## Stated exercise
Identify each line below containing the string "rastišč" and copy it.

· · ·

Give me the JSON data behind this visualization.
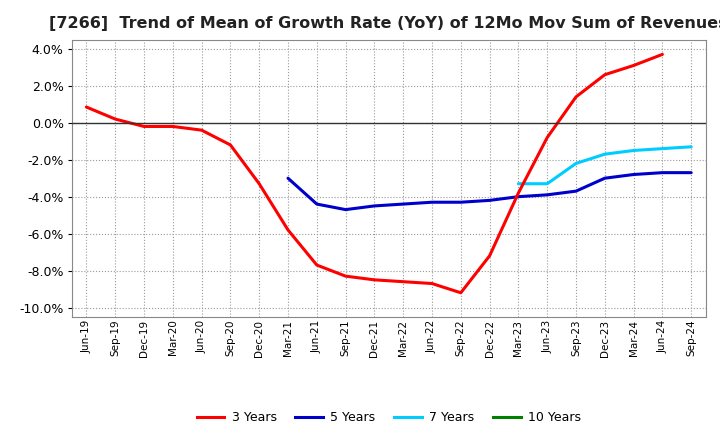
{
  "title": "[7266]  Trend of Mean of Growth Rate (YoY) of 12Mo Mov Sum of Revenues",
  "title_fontsize": 11.5,
  "background_color": "#ffffff",
  "plot_bg_color": "#f5f5f5",
  "grid_color": "#aaaaaa",
  "ylim": [
    -0.105,
    0.045
  ],
  "yticks": [
    -0.1,
    -0.08,
    -0.06,
    -0.04,
    -0.02,
    0.0,
    0.02,
    0.04
  ],
  "x_labels": [
    "Jun-19",
    "Sep-19",
    "Dec-19",
    "Mar-20",
    "Jun-20",
    "Sep-20",
    "Dec-20",
    "Mar-21",
    "Jun-21",
    "Sep-21",
    "Dec-21",
    "Mar-22",
    "Jun-22",
    "Sep-22",
    "Dec-22",
    "Mar-23",
    "Jun-23",
    "Sep-23",
    "Dec-23",
    "Mar-24",
    "Jun-24",
    "Sep-24"
  ],
  "series": {
    "3 Years": {
      "color": "#ff0000",
      "x": [
        0,
        1,
        2,
        3,
        4,
        5,
        6,
        7,
        8,
        9,
        10,
        11,
        12,
        13,
        14,
        15,
        16,
        17,
        18,
        19,
        20
      ],
      "y": [
        0.0085,
        0.002,
        -0.002,
        -0.002,
        -0.004,
        -0.012,
        -0.033,
        -0.058,
        -0.077,
        -0.083,
        -0.085,
        -0.086,
        -0.087,
        -0.092,
        -0.072,
        -0.038,
        -0.008,
        0.014,
        0.026,
        0.031,
        0.037
      ]
    },
    "5 Years": {
      "color": "#0000cc",
      "x": [
        7,
        8,
        9,
        10,
        11,
        12,
        13,
        14,
        15,
        16,
        17,
        18,
        19,
        20,
        21
      ],
      "y": [
        -0.03,
        -0.044,
        -0.047,
        -0.045,
        -0.044,
        -0.043,
        -0.043,
        -0.042,
        -0.04,
        -0.039,
        -0.037,
        -0.03,
        -0.028,
        -0.027,
        -0.027
      ]
    },
    "7 Years": {
      "color": "#00ccff",
      "x": [
        15,
        16,
        17,
        18,
        19,
        20,
        21
      ],
      "y": [
        -0.033,
        -0.033,
        -0.022,
        -0.017,
        -0.015,
        -0.014,
        -0.013
      ]
    },
    "10 Years": {
      "color": "#008000",
      "x": [],
      "y": []
    }
  },
  "legend_labels": [
    "3 Years",
    "5 Years",
    "7 Years",
    "10 Years"
  ],
  "legend_colors": [
    "#ff0000",
    "#0000cc",
    "#00ccff",
    "#008000"
  ]
}
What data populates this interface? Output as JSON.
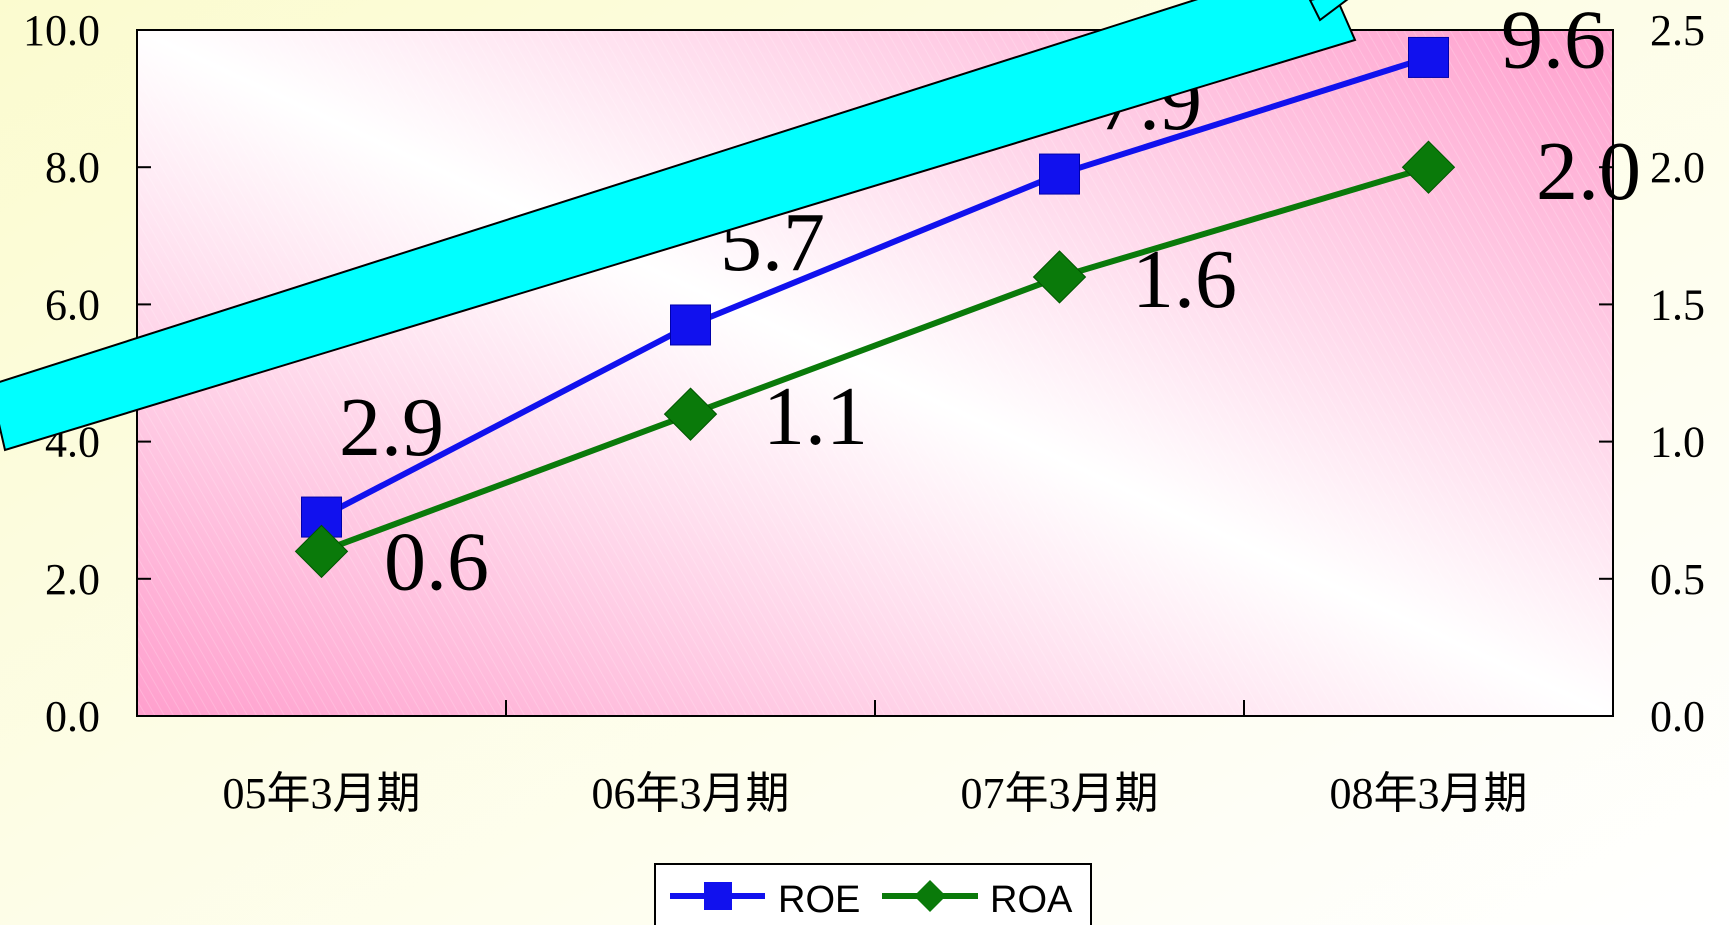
{
  "chart_data": {
    "type": "line",
    "categories": [
      "05年3月期",
      "06年3月期",
      "07年3月期",
      "08年3月期"
    ],
    "series": [
      {
        "name": "ROE",
        "axis": "left",
        "values": [
          2.9,
          5.7,
          7.9,
          9.6
        ],
        "color": "#1111ee",
        "marker": "square"
      },
      {
        "name": "ROA",
        "axis": "right",
        "values": [
          0.6,
          1.1,
          1.6,
          2.0
        ],
        "color": "#0a7a0a",
        "marker": "diamond"
      }
    ],
    "y_left": {
      "min": 0,
      "max": 10,
      "ticks": [
        "0.0",
        "2.0",
        "4.0",
        "6.0",
        "8.0",
        "10.0"
      ]
    },
    "y_right": {
      "min": 0,
      "max": 2.5,
      "ticks": [
        "0.0",
        "0.5",
        "1.0",
        "1.5",
        "2.0",
        "2.5"
      ]
    },
    "data_labels": {
      "ROE": [
        "2.9",
        "5.7",
        "7.9",
        "9.6"
      ],
      "ROA": [
        "0.6",
        "1.1",
        "1.6",
        "2.0"
      ]
    },
    "legend": {
      "position": "bottom",
      "items": [
        "ROE",
        "ROA"
      ]
    },
    "grid": false,
    "plot_background": "pink-gradient",
    "annotation_arrow_color": "#00ffff"
  }
}
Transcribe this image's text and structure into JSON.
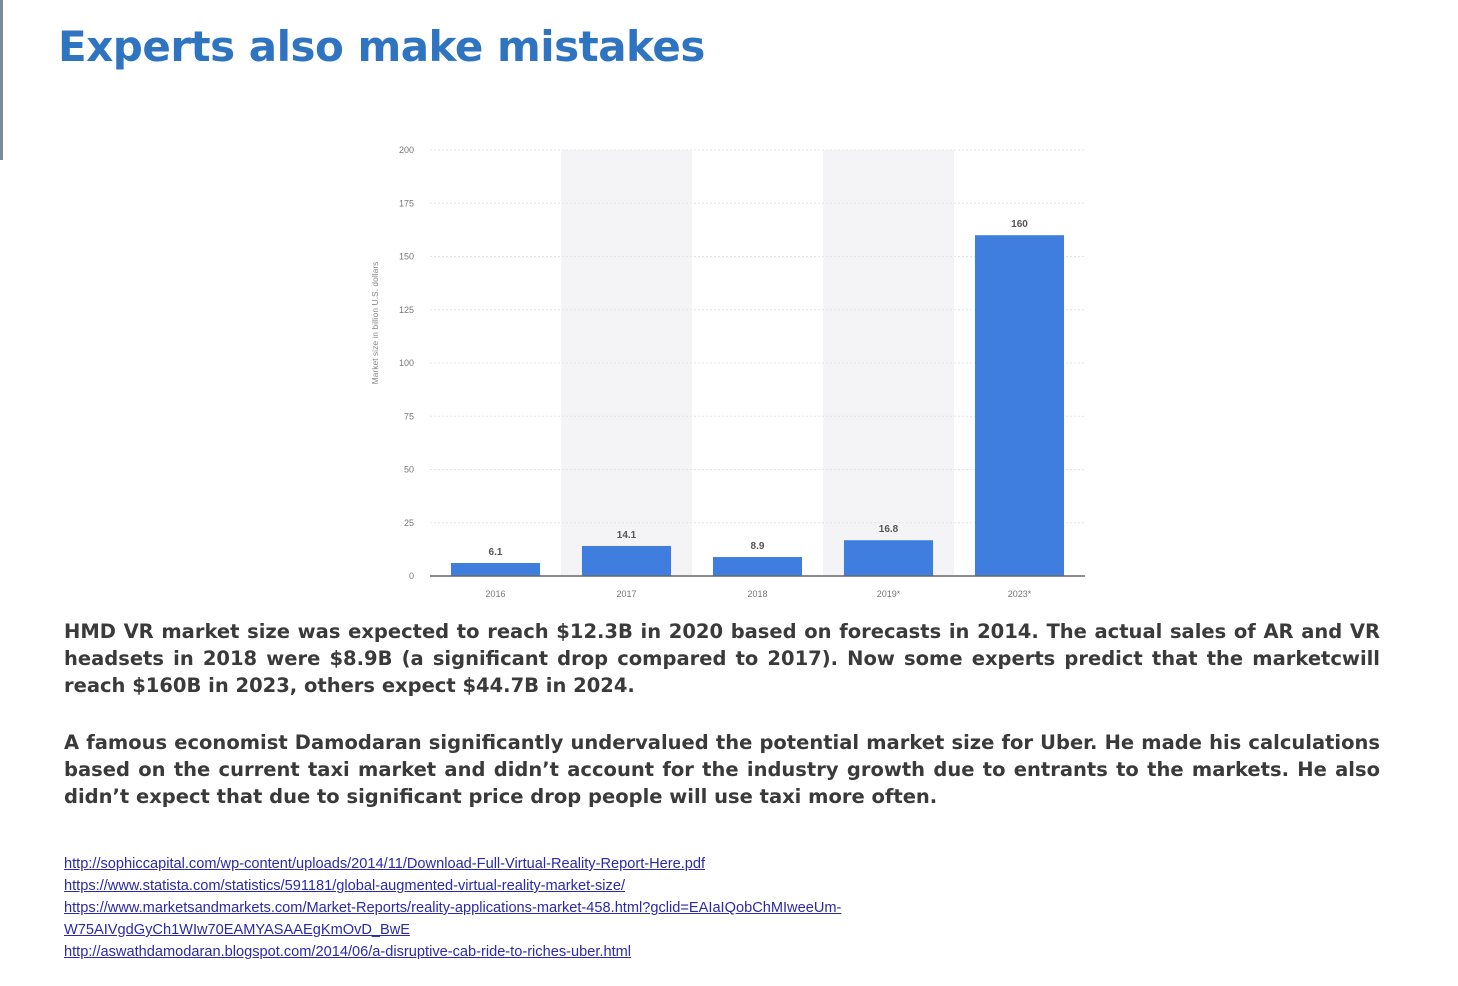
{
  "slide": {
    "title": "Experts also make mistakes",
    "paragraphs": [
      "HMD VR market size was expected to reach $12.3B in 2020 based on forecasts in 2014. The actual sales of AR and VR headsets in 2018 were $8.9B (a significant drop compared to 2017). Now some experts predict that the marketcwill reach $160B in 2023, others expect $44.7B in 2024.",
      "A famous economist Damodaran significantly undervalued the potential market size for Uber. He made his calculations based on the current taxi market and didn’t account for the industry growth due to entrants to the markets. He also didn’t expect that due to significant price drop people will use taxi more often."
    ],
    "links": [
      "http://sophiccapital.com/wp-content/uploads/2014/11/Download-Full-Virtual-Reality-Report-Here.pdf",
      "https://www.statista.com/statistics/591181/global-augmented-virtual-reality-market-size/",
      "https://www.marketsandmarkets.com/Market-Reports/reality-applications-market-458.html?gclid=EAIaIQobChMIweeUm-",
      "W75AIVgdGyCh1WIw70EAMYASAAEgKmOvD_BwE",
      "http://aswathdamodaran.blogspot.com/2014/06/a-disruptive-cab-ride-to-riches-uber.html"
    ]
  },
  "chart_data": {
    "type": "bar",
    "categories": [
      "2016",
      "2017",
      "2018",
      "2019*",
      "2023*"
    ],
    "values": [
      6.1,
      14.1,
      8.9,
      16.8,
      160
    ],
    "data_labels": [
      "6.1",
      "14.1",
      "8.9",
      "16.8",
      "160"
    ],
    "title": "",
    "xlabel": "",
    "ylabel": "Market size in billion U.S. dollars",
    "ylim": [
      0,
      200
    ],
    "yticks": [
      0,
      25,
      50,
      75,
      100,
      125,
      150,
      175,
      200
    ],
    "grid": true,
    "bar_color": "#3f7ede",
    "band_color": "#f4f4f6",
    "grid_color": "#e4e4e4"
  }
}
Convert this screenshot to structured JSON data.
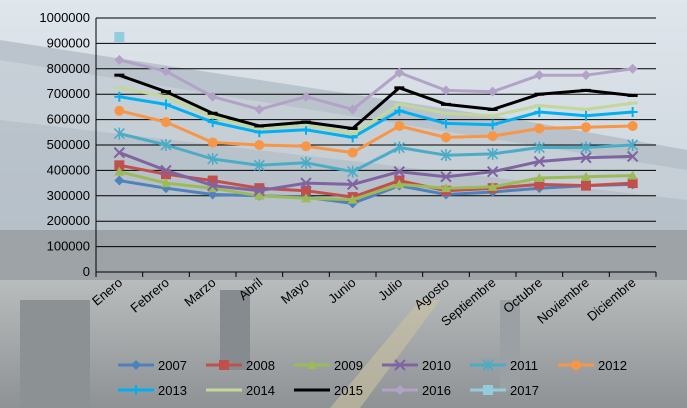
{
  "chart_data": {
    "type": "line",
    "title": "",
    "xlabel": "",
    "ylabel": "",
    "ylim": [
      0,
      1000000
    ],
    "yticks": [
      "0",
      "100000",
      "200000",
      "300000",
      "400000",
      "500000",
      "600000",
      "700000",
      "800000",
      "900000",
      "1000000"
    ],
    "categories": [
      "Enero",
      "Febrero",
      "Marzo",
      "Abril",
      "Mayo",
      "Junio",
      "Julio",
      "Agosto",
      "Septiembre",
      "Octubre",
      "Noviembre",
      "Diciembre"
    ],
    "grid": "horizontal",
    "legend_position": "bottom",
    "series": [
      {
        "name": "2007",
        "color": "#4f81bd",
        "marker": "diamond",
        "values": [
          360000,
          330000,
          305000,
          300000,
          295000,
          270000,
          340000,
          305000,
          315000,
          330000,
          340000,
          345000
        ]
      },
      {
        "name": "2008",
        "color": "#c0504d",
        "marker": "square",
        "values": [
          420000,
          385000,
          360000,
          330000,
          320000,
          295000,
          360000,
          320000,
          330000,
          345000,
          340000,
          350000
        ]
      },
      {
        "name": "2009",
        "color": "#9bbb59",
        "marker": "triangle",
        "values": [
          395000,
          350000,
          330000,
          300000,
          290000,
          285000,
          345000,
          330000,
          335000,
          370000,
          375000,
          380000
        ]
      },
      {
        "name": "2010",
        "color": "#8064a2",
        "marker": "x",
        "values": [
          470000,
          400000,
          340000,
          320000,
          350000,
          345000,
          395000,
          375000,
          395000,
          435000,
          450000,
          455000
        ]
      },
      {
        "name": "2011",
        "color": "#4bacc6",
        "marker": "star",
        "values": [
          545000,
          500000,
          445000,
          420000,
          430000,
          395000,
          490000,
          460000,
          465000,
          490000,
          490000,
          500000
        ]
      },
      {
        "name": "2012",
        "color": "#f79646",
        "marker": "circle",
        "values": [
          635000,
          590000,
          510000,
          500000,
          495000,
          470000,
          575000,
          530000,
          535000,
          565000,
          570000,
          575000
        ]
      },
      {
        "name": "2013",
        "color": "#00b0f0",
        "marker": "plus",
        "values": [
          690000,
          660000,
          590000,
          550000,
          560000,
          530000,
          635000,
          585000,
          580000,
          630000,
          615000,
          630000
        ]
      },
      {
        "name": "2014",
        "color": "#c3d69b",
        "marker": "dash",
        "values": [
          725000,
          690000,
          610000,
          565000,
          580000,
          545000,
          660000,
          625000,
          615000,
          655000,
          640000,
          665000
        ]
      },
      {
        "name": "2015",
        "color": "#000000",
        "marker": "dash",
        "values": [
          775000,
          710000,
          625000,
          575000,
          590000,
          565000,
          725000,
          660000,
          640000,
          700000,
          715000,
          695000
        ]
      },
      {
        "name": "2016",
        "color": "#b3a2c7",
        "marker": "diamond",
        "values": [
          835000,
          790000,
          690000,
          640000,
          690000,
          640000,
          785000,
          715000,
          710000,
          775000,
          775000,
          800000
        ]
      },
      {
        "name": "2017",
        "color": "#93cddd",
        "marker": "square",
        "values": [
          925000,
          null,
          null,
          null,
          null,
          null,
          null,
          null,
          null,
          null,
          null,
          null
        ]
      }
    ]
  }
}
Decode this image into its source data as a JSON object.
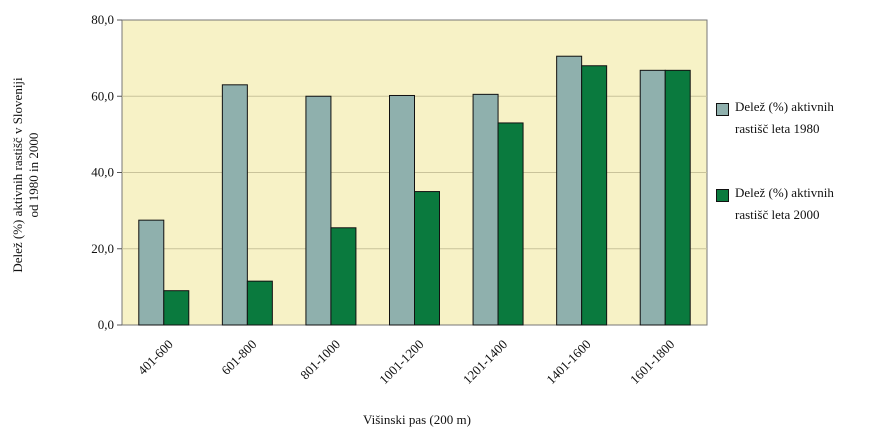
{
  "chart_data": {
    "type": "bar",
    "categories": [
      "401-600",
      "601-800",
      "801-1000",
      "1001-1200",
      "1201-1400",
      "1401-1600",
      "1601-1800"
    ],
    "series": [
      {
        "name": "Delež (%) aktivnih rastišč leta 1980",
        "values": [
          27.5,
          63.0,
          60.0,
          60.2,
          60.5,
          70.5,
          66.8
        ],
        "color": "#8fb0ad"
      },
      {
        "name": "Delež (%) aktivnih rastišč leta 2000",
        "values": [
          9.0,
          11.5,
          25.5,
          35.0,
          53.0,
          68.0,
          66.8
        ],
        "color": "#0a7a3e"
      }
    ],
    "ylim": [
      0,
      80
    ],
    "yticks": [
      "0,0",
      "20,0",
      "40,0",
      "60,0",
      "80,0"
    ],
    "ylabel_lines": [
      "Delež (%) aktivnih rastišč v Sloveniji",
      "od 1980 in 2000"
    ],
    "xlabel": "Višinski pas (200 m)",
    "grid": true,
    "legend_position": "right",
    "plot_background": "#f7f2c6"
  }
}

· · ·

## Written reply
        "name": "Delež (%) aktivnih rastišč leta 1980",
        "name": "Delež (%) aktivnih rastišč leta 2000",
      "Delež (%) aktivnih rastišč v Sloveniji",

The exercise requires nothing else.